> **WHAT YOU WILL DO**
In the mailing-list message below, what new error code does the v7 patch use instead of ERRCODE_INTERNAL_ERROR?

> **SOURCE**
Re: Avoid orphaned objects dependencies, take 3

2024-05-21 Thread Bertrand Drouvot
Hi,

On Sun, May 19, 2024 at 11:00:00AM +0300, Alexander Lakhin wrote:
> Hello Bertrand,
> 
> Probably, it's worth to avoid ERRCODE_INTERNAL_ERROR here in light of [1]
> and [2], as these errors are not that abnormal (not Assert-like).
> 
> [1] https://www.postgresql.org/message-id/Zic_GNgos5sMxKoa%40paquier.xyz
> [2] https://commitfest.postgresql.org/48/4735/
> 

Thanks for mentioning the above examples, I agree that it's worth to avoid
ERRCODE_INTERNAL_ERROR here: please find attached v7 that makes use of a new
ERRCODE: ERRCODE_DEPENDENT_OBJECTS_DOES_NOT_EXIST 

I thought about this name as it is close enough to the already existing 
"ERRCODE_DEPENDENT_OBJECTS_STILL_EXIST" but I'm open to suggestion too.

Regards,

-- 
Bertrand Drouvot
PostgreSQL Contributors Team
RDS Open Source Databases
Amazon Web Services: https://aws.amazon.com
>From 79809f88311ef1cf4e8f3250e1508fe0b7d86602 Mon Sep 17 00:00:00 2001
From: Bertrand Drouvot 
Date: Fri, 29 Mar 2024 15:43:26 +
Subject: [PATCH v7] Avoid orphaned objects dependencies

It's currently possible to create orphaned objects dependencies, for example:

Scenario 1:

session 1: begin; drop schema schem;
session 2: create a function in the schema schem
session 1: commit;

With the above, the function created in session 2 would be linked to a non
existing schema.

Scenario 2:

session 1: begin; create a function in the schema schem
session 2: drop schema schem;
session 1: commit;

With the above, the function created in session 1 would be linked to a non
existing schema.

To avoid those scenarios, a new lock (that conflicts with a lock taken by DROP)
has been put in place when the dependencies are being recorded. With this in
place, the drop schema in scenario 2 would be locked.

Also, after the new lock attempt, the patch checks that the object still exists:
with this in place session 2 in scenario 1 would be locked and would report an
error once session 1 committs (that would not be the case should session 1 abort
the transaction).

If the object is dropped before the new lock attempt is triggered then the patch
would also report an error (but with less details).

The patch adds a few tests for some dependency cases (that would currently produce
orphaned objects):

- schema and function (as the above scenarios)
- alter a dependency (function and schema)
- function and arg type
- function and return type
- function and function
- domain and domain
- table and type
- server and foreign data wrapper
---
 src/backend/catalog/dependency.c  |  58 
 src/backend/catalog/objectaddress.c   |  70 ++
 src/backend/catalog/pg_depend.c   |  12 ++
 src/backend/utils/errcodes.txt|   1 +
 src/include/catalog/dependency.h  |   1 +
 src/include/catalog/objectaddress.h   |   1 +
 .../expected/test_dependencies_locks.out  | 129 ++
 src/test/isolation/isolation_schedule |   1 +
 .../specs/test_dependencies_locks.spec|  89 
 9 files changed, 362 insertions(+)

> **DATA EXTRACT**
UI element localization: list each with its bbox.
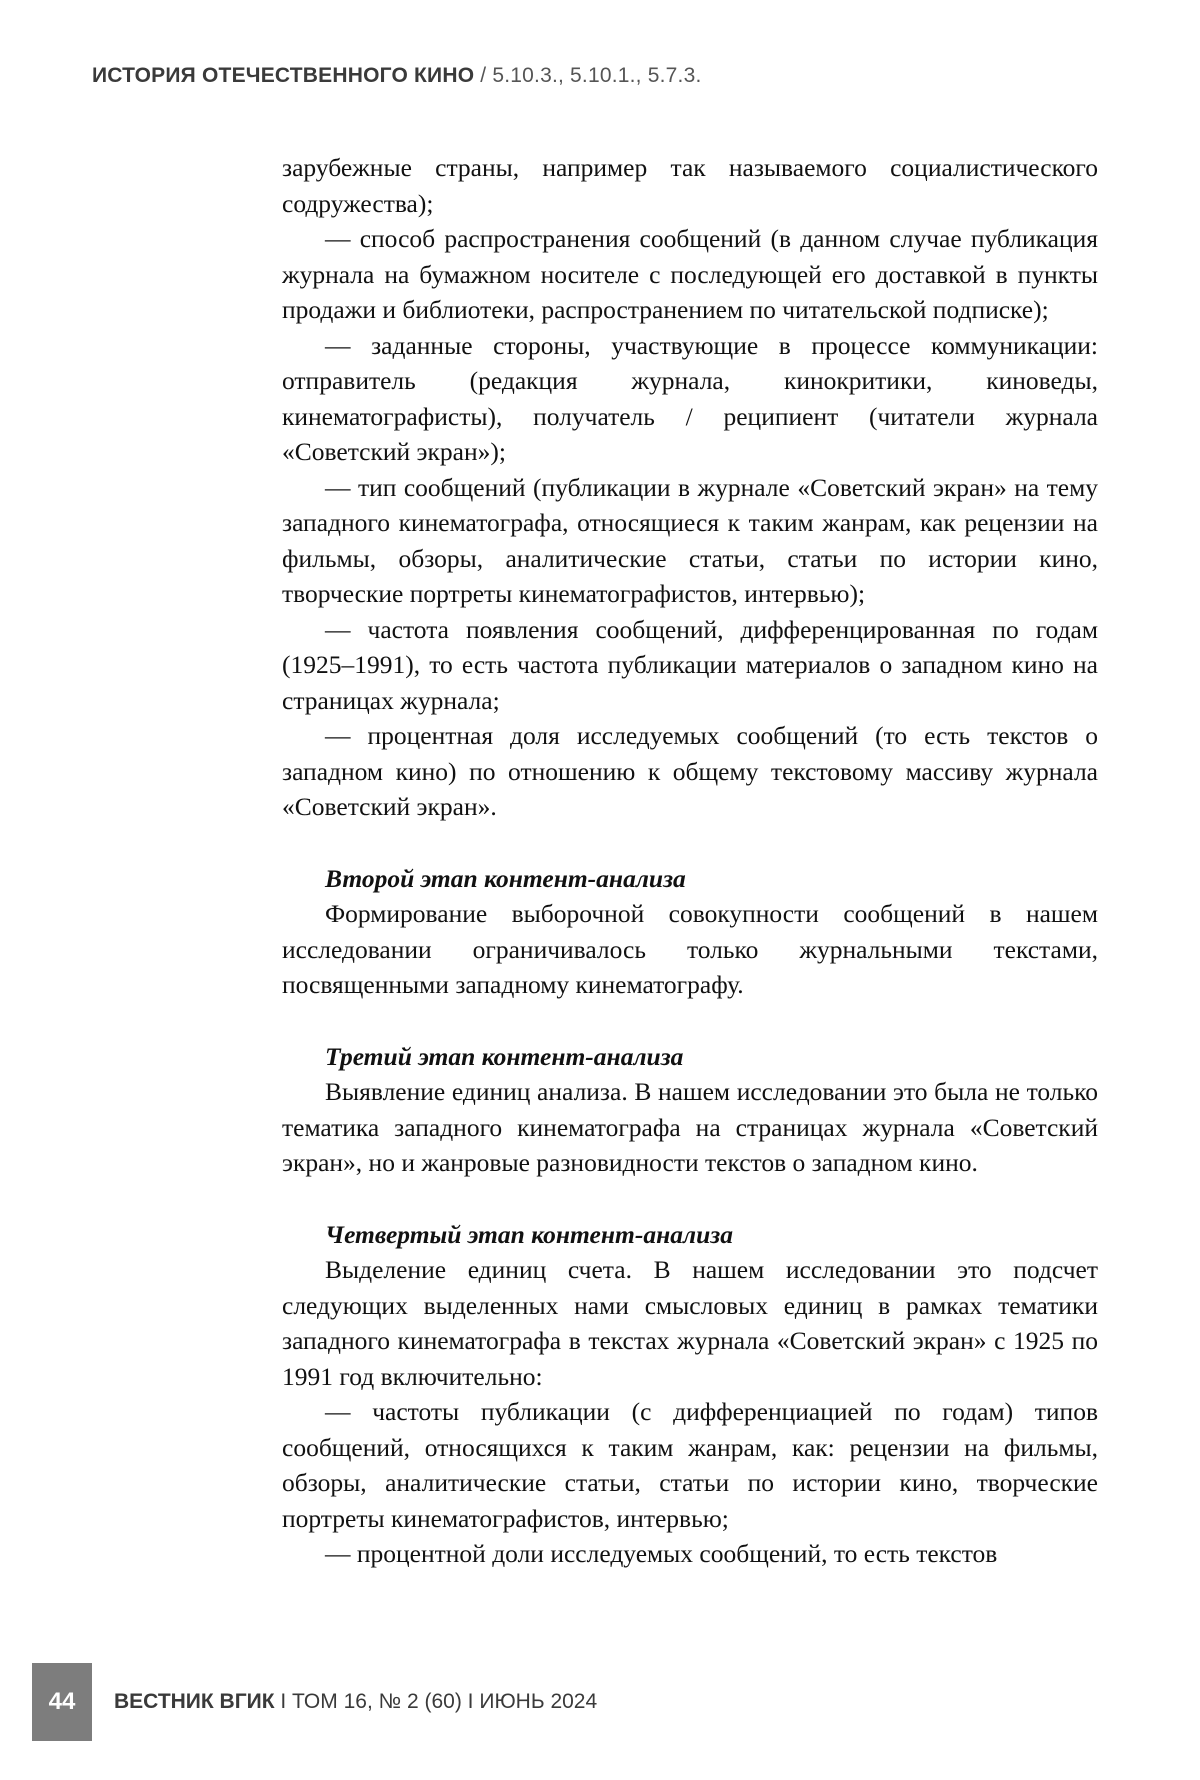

> **REPLY TO THE TASK**
ERRCODE_DEPENDENT_OBJECTS_DOES_NOT_EXIST